§ **Requirement 1**
In the food blog excerpt, how long does a batch of tofu keep?
§ **Requirement 2**
Translate this sentence from the food blog excerpt into Spanish: "I wish I’d gotten to eat one of those Seurat burgers myself."

BEGIN Extract provided

The pickled vegetables and chili paste will keep indefinitely in the fridge; a batch of tofu will keep a couple days.
Once you have those three basic elements in place, all you need is a soft roll and some cilantro. You might also want some fresh mint, jalapenos, and a squeeze of lime juice. Spread some chili paste on the roll, stack the tofu, vegetables and cilantro on your roll in proportions to taste, and eat.
The Seurat Burger
by Caroline
My kids are incredibly lucky with the food at their school (it’s good enough that I go out of my way to volunteer in the lunch room) and their art program (let me know if you need a 2012 calendar…) but I’ve never seen the two come together. The other day, though, Eli and I were at the park, playing our usual game of catch between his dismissal and his big brother’s, and I learned how very the deeply the 1st grade arts’ curriculum has penetrated his thinking.
He was telling me about the veggie burgers Chef Ric made for lunch, and that he thought there were some ingredients in them that he doesn’t care for, like peppers and onions. “But,” he said, “they were chopped up so small, they got all mixed in; it was like Seurat, you know, Mama?”
I wish I’d gotten to eat one of those Seurat burgers myself.

END Extract provided
BEGIN Data provided

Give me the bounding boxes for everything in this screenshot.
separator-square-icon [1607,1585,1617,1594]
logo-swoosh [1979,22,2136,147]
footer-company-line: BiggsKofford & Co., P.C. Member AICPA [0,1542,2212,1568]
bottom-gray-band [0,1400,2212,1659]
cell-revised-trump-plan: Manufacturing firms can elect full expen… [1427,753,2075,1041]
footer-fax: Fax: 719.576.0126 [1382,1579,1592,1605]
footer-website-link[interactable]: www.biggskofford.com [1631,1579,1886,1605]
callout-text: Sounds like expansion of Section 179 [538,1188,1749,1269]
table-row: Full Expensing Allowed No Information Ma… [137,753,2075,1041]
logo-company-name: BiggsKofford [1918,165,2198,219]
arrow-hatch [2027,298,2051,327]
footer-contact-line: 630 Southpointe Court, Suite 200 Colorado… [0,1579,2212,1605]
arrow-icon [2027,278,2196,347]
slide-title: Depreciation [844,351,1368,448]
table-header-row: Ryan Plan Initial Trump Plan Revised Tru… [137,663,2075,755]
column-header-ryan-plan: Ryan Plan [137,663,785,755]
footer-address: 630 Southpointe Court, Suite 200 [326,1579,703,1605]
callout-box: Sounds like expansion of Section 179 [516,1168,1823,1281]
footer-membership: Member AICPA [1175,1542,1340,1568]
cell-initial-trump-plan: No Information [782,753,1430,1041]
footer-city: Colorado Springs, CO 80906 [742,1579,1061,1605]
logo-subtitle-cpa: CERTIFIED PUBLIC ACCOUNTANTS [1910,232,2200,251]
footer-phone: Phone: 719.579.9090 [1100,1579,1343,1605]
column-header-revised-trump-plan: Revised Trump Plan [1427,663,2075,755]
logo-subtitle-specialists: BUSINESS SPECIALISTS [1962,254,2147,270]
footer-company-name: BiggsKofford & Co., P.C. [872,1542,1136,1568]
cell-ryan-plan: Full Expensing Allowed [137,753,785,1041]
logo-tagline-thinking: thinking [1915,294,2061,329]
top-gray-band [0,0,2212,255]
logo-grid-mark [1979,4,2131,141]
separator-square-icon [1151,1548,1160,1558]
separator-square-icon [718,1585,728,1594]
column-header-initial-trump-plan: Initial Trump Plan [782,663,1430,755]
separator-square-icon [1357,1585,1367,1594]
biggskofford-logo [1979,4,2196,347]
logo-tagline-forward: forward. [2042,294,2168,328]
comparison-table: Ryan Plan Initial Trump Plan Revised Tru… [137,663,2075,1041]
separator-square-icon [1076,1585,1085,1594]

END Data provided

§ **Answer area 1**
A couple days.

§ **Answer area 2**
Ojalá yo también hubiera podido comer una de esas hamburguesas Seurat.